Instructions for the task:
Pictures do not belong in the copy. Return all of the entries exactly.

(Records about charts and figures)
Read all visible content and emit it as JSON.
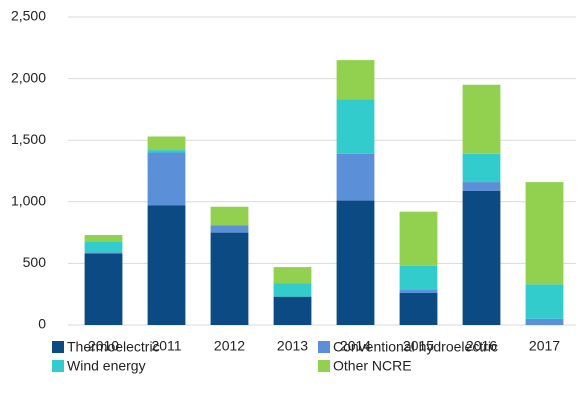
{
  "chart_data": {
    "type": "stacked_bar",
    "categories": [
      "2010",
      "2011",
      "2012",
      "2013",
      "2014",
      "2015",
      "2016",
      "2017"
    ],
    "series": [
      {
        "name": "Thermoelectric",
        "color": "#0b4a82",
        "values": [
          580,
          970,
          750,
          230,
          1010,
          260,
          1090,
          0
        ]
      },
      {
        "name": "Conventional hydroelectric",
        "color": "#5b90d8",
        "values": [
          10,
          430,
          60,
          0,
          380,
          30,
          70,
          50
        ]
      },
      {
        "name": "Wind energy",
        "color": "#33cccc",
        "values": [
          90,
          20,
          0,
          110,
          440,
          190,
          230,
          280
        ]
      },
      {
        "name": "Other NCRE",
        "color": "#92d050",
        "values": [
          50,
          110,
          150,
          130,
          320,
          440,
          560,
          830
        ]
      }
    ],
    "ylim": [
      0,
      2500
    ],
    "yticks": [
      0,
      500,
      {
        "value": 1000,
        "label": "1,000"
      },
      {
        "value": 1500,
        "label": "1,500"
      },
      {
        "value": 2000,
        "label": "2,000"
      },
      {
        "value": 2500,
        "label": "2,500"
      }
    ],
    "grid": true
  }
}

Written response:
Read all visible content and emit it as JSON.
{
  "chart_data": {
    "type": "stacked_bar",
    "categories": [
      "2010",
      "2011",
      "2012",
      "2013",
      "2014",
      "2015",
      "2016",
      "2017"
    ],
    "series": [
      {
        "name": "Thermoelectric",
        "color": "#0b4a82",
        "values": [
          580,
          970,
          750,
          230,
          1010,
          260,
          1090,
          0
        ]
      },
      {
        "name": "Conventional hydroelectric",
        "color": "#5b90d8",
        "values": [
          10,
          430,
          60,
          0,
          380,
          30,
          70,
          50
        ]
      },
      {
        "name": "Wind energy",
        "color": "#33cccc",
        "values": [
          90,
          20,
          0,
          110,
          440,
          190,
          230,
          280
        ]
      },
      {
        "name": "Other NCRE",
        "color": "#92d050",
        "values": [
          50,
          110,
          150,
          130,
          320,
          440,
          560,
          830
        ]
      }
    ],
    "ylim": [
      0,
      2500
    ],
    "yticks": [
      0,
      500,
      {
        "value": 1000,
        "label": "1,000"
      },
      {
        "value": 1500,
        "label": "1,500"
      },
      {
        "value": 2000,
        "label": "2,000"
      },
      {
        "value": 2500,
        "label": "2,500"
      }
    ],
    "grid": true
  }
}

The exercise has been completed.